■ **Assignment**: What is needed is a verbatim copy of the data, minus the pictures.

Segment Start: Task material

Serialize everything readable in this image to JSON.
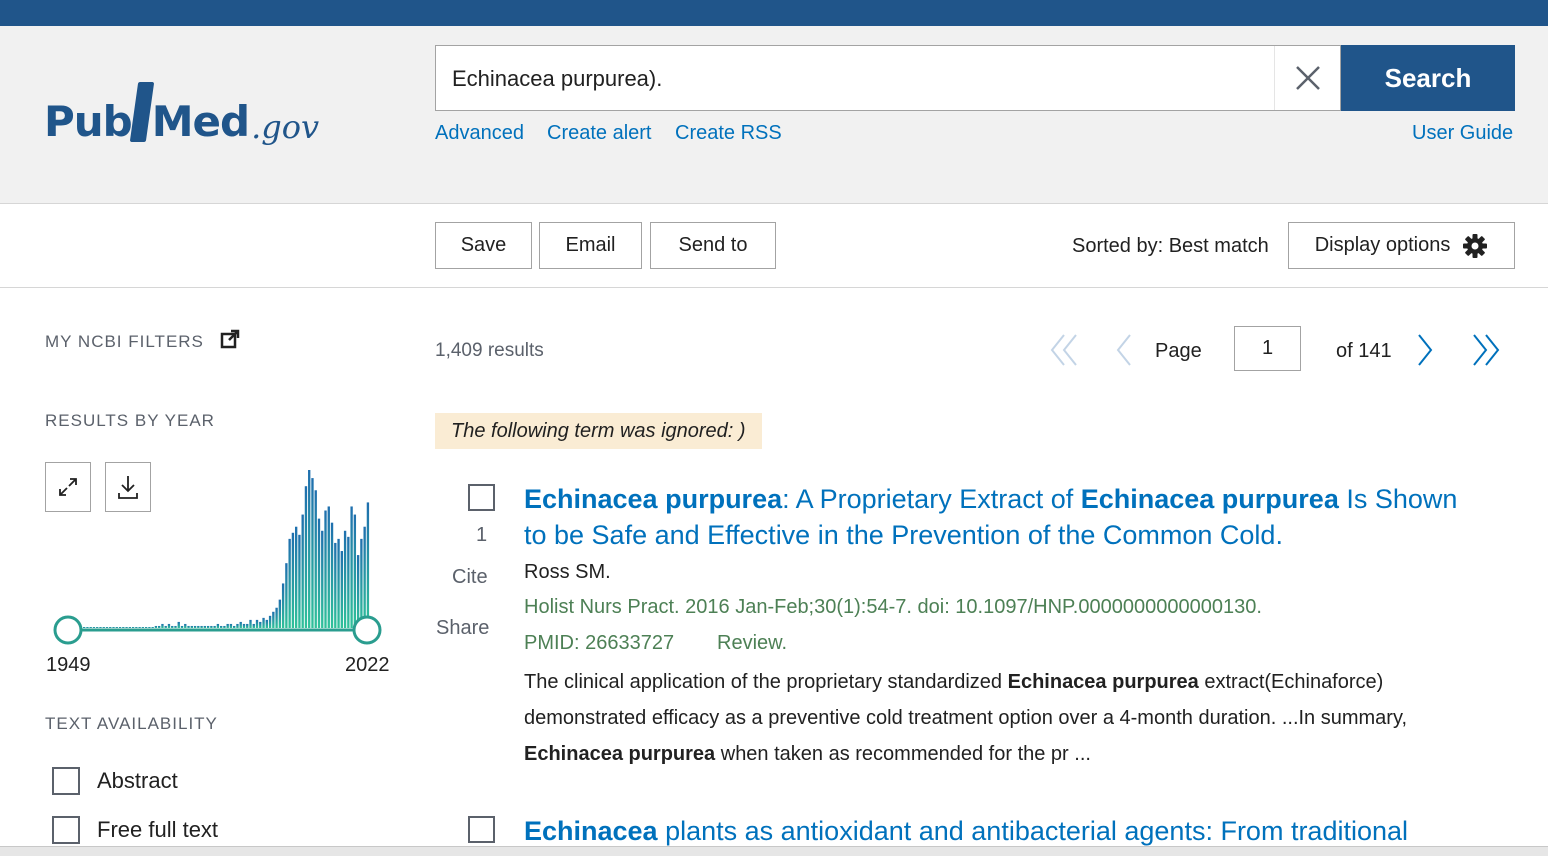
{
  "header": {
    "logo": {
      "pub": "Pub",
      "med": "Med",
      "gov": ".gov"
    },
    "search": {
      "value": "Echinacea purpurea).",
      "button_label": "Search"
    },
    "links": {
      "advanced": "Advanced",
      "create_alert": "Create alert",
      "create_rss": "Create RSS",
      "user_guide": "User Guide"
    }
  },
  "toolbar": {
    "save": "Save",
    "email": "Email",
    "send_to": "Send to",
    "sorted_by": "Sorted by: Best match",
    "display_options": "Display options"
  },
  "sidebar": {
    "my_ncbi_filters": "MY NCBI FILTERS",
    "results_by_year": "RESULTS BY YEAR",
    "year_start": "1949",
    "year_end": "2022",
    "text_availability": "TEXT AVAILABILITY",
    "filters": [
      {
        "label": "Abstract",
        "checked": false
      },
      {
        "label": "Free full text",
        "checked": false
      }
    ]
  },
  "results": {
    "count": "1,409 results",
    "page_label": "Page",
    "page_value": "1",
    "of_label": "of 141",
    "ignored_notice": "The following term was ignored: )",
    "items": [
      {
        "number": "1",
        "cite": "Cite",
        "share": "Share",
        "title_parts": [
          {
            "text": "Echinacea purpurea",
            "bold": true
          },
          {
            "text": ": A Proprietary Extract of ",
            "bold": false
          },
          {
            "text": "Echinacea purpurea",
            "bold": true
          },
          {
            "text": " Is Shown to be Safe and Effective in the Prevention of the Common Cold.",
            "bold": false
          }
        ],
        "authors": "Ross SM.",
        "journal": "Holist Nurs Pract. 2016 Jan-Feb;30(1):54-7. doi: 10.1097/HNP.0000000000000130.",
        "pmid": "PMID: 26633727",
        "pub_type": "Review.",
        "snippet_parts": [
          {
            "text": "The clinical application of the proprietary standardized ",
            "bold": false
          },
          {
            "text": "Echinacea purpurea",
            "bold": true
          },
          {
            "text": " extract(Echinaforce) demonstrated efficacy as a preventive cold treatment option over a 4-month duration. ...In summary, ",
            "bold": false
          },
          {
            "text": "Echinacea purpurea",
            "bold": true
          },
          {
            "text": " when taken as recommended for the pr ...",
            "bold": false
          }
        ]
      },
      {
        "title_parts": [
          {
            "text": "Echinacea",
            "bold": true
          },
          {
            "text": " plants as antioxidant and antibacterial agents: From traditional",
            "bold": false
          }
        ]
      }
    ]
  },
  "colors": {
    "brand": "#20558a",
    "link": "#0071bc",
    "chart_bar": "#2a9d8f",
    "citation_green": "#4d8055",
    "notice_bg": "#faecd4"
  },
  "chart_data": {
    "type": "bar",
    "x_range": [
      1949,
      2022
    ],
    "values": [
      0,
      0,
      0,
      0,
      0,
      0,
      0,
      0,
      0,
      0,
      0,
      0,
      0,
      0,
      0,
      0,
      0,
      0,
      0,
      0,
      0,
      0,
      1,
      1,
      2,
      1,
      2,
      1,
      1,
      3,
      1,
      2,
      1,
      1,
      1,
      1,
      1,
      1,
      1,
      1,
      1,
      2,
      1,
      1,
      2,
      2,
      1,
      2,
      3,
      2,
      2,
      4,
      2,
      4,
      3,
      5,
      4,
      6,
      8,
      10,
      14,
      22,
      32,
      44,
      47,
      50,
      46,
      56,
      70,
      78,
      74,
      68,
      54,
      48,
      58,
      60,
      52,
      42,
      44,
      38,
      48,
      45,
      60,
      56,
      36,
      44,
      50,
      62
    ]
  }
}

Segment End: Task material

■ **Answer**:
Serialize everything readable in this image to JSON.
{
  "header": {
    "logo": {
      "pub": "Pub",
      "med": "Med",
      "gov": ".gov"
    },
    "search": {
      "value": "Echinacea purpurea).",
      "button_label": "Search"
    },
    "links": {
      "advanced": "Advanced",
      "create_alert": "Create alert",
      "create_rss": "Create RSS",
      "user_guide": "User Guide"
    }
  },
  "toolbar": {
    "save": "Save",
    "email": "Email",
    "send_to": "Send to",
    "sorted_by": "Sorted by: Best match",
    "display_options": "Display options"
  },
  "sidebar": {
    "my_ncbi_filters": "MY NCBI FILTERS",
    "results_by_year": "RESULTS BY YEAR",
    "year_start": "1949",
    "year_end": "2022",
    "text_availability": "TEXT AVAILABILITY",
    "filters": [
      {
        "label": "Abstract",
        "checked": false
      },
      {
        "label": "Free full text",
        "checked": false
      }
    ]
  },
  "results": {
    "count": "1,409 results",
    "page_label": "Page",
    "page_value": "1",
    "of_label": "of 141",
    "ignored_notice": "The following term was ignored: )",
    "items": [
      {
        "number": "1",
        "cite": "Cite",
        "share": "Share",
        "title_parts": [
          {
            "text": "Echinacea purpurea",
            "bold": true
          },
          {
            "text": ": A Proprietary Extract of ",
            "bold": false
          },
          {
            "text": "Echinacea purpurea",
            "bold": true
          },
          {
            "text": " Is Shown to be Safe and Effective in the Prevention of the Common Cold.",
            "bold": false
          }
        ],
        "authors": "Ross SM.",
        "journal": "Holist Nurs Pract. 2016 Jan-Feb;30(1):54-7. doi: 10.1097/HNP.0000000000000130.",
        "pmid": "PMID: 26633727",
        "pub_type": "Review.",
        "snippet_parts": [
          {
            "text": "The clinical application of the proprietary standardized ",
            "bold": false
          },
          {
            "text": "Echinacea purpurea",
            "bold": true
          },
          {
            "text": " extract(Echinaforce) demonstrated efficacy as a preventive cold treatment option over a 4-month duration. ...In summary, ",
            "bold": false
          },
          {
            "text": "Echinacea purpurea",
            "bold": true
          },
          {
            "text": " when taken as recommended for the pr ...",
            "bold": false
          }
        ]
      },
      {
        "title_parts": [
          {
            "text": "Echinacea",
            "bold": true
          },
          {
            "text": " plants as antioxidant and antibacterial agents: From traditional",
            "bold": false
          }
        ]
      }
    ]
  },
  "colors": {
    "brand": "#20558a",
    "link": "#0071bc",
    "chart_bar": "#2a9d8f",
    "citation_green": "#4d8055",
    "notice_bg": "#faecd4"
  },
  "chart_data": {
    "type": "bar",
    "x_range": [
      1949,
      2022
    ],
    "values": [
      0,
      0,
      0,
      0,
      0,
      0,
      0,
      0,
      0,
      0,
      0,
      0,
      0,
      0,
      0,
      0,
      0,
      0,
      0,
      0,
      0,
      0,
      1,
      1,
      2,
      1,
      2,
      1,
      1,
      3,
      1,
      2,
      1,
      1,
      1,
      1,
      1,
      1,
      1,
      1,
      1,
      2,
      1,
      1,
      2,
      2,
      1,
      2,
      3,
      2,
      2,
      4,
      2,
      4,
      3,
      5,
      4,
      6,
      8,
      10,
      14,
      22,
      32,
      44,
      47,
      50,
      46,
      56,
      70,
      78,
      74,
      68,
      54,
      48,
      58,
      60,
      52,
      42,
      44,
      38,
      48,
      45,
      60,
      56,
      36,
      44,
      50,
      62
    ]
  }
}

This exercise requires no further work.